(Source records):
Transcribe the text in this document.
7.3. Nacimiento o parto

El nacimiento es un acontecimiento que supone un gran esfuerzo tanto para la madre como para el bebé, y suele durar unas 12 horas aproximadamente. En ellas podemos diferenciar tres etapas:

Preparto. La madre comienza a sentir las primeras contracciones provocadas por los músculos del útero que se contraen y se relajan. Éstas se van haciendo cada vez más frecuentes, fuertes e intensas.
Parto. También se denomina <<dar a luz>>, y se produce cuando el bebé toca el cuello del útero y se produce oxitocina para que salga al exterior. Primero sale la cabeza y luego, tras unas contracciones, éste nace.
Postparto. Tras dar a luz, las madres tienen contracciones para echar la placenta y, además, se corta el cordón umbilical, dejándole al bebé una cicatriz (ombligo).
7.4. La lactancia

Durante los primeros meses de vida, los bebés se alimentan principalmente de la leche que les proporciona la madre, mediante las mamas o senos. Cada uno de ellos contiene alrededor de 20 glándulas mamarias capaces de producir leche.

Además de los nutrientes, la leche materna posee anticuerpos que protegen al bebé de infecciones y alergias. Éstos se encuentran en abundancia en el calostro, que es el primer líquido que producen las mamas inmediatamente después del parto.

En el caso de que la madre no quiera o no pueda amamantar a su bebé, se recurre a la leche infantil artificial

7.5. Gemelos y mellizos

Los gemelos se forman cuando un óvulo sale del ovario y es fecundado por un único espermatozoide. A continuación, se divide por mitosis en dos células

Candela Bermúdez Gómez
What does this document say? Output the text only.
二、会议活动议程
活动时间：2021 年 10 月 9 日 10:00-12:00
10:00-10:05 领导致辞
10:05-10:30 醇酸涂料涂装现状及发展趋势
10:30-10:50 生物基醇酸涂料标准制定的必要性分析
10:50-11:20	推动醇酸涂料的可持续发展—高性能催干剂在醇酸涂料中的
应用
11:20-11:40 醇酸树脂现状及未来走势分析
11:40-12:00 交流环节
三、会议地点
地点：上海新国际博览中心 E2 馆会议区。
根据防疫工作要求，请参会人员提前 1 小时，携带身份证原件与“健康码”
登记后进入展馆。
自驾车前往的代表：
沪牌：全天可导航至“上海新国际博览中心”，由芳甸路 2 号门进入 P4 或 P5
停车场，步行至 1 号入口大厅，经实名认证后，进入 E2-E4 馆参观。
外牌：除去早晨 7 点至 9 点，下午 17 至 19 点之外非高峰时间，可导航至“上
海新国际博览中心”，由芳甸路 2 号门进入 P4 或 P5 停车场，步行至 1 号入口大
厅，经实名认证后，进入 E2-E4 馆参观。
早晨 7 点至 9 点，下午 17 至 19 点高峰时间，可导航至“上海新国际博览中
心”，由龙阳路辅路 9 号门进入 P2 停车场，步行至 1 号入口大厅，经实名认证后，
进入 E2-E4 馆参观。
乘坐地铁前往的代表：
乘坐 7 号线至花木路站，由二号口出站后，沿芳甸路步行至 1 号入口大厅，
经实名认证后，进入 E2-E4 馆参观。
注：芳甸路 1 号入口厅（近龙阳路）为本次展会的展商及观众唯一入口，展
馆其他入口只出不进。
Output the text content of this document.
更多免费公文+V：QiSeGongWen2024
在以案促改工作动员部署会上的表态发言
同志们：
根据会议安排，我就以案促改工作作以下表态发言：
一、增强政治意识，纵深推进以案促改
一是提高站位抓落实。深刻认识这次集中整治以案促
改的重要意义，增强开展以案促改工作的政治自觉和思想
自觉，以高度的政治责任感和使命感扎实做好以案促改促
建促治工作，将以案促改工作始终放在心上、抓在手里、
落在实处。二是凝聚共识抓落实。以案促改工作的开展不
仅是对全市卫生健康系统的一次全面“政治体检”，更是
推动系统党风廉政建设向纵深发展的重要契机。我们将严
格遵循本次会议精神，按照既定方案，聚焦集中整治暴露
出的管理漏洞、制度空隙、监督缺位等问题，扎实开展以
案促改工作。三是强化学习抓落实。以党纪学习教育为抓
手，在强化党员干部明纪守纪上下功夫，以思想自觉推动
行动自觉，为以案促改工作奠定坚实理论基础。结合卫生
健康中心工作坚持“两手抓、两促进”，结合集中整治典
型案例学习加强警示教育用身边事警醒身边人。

(Instruction): Report all lines of the data above that include the string "contracciones".

(Solution to this task):
Preparto. La madre comienza a sentir las primeras contracciones provocadas por los músculos del útero que se contraen y se relajan. Éstas se van haciendo cada vez más frecuentes, fuertes e intensas.
Parto. También se denomina <<dar a luz>>, y se produce cuando el bebé toca el cuello del útero y se produce oxitocina para que salga al exterior. Primero sale la cabeza y luego, tras unas contracciones, éste nace.
Postparto. Tras dar a luz, las madres tienen contracciones para echar la placenta y, además, se corta el cordón umbilical, dejándole al bebé una cicatriz (ombligo).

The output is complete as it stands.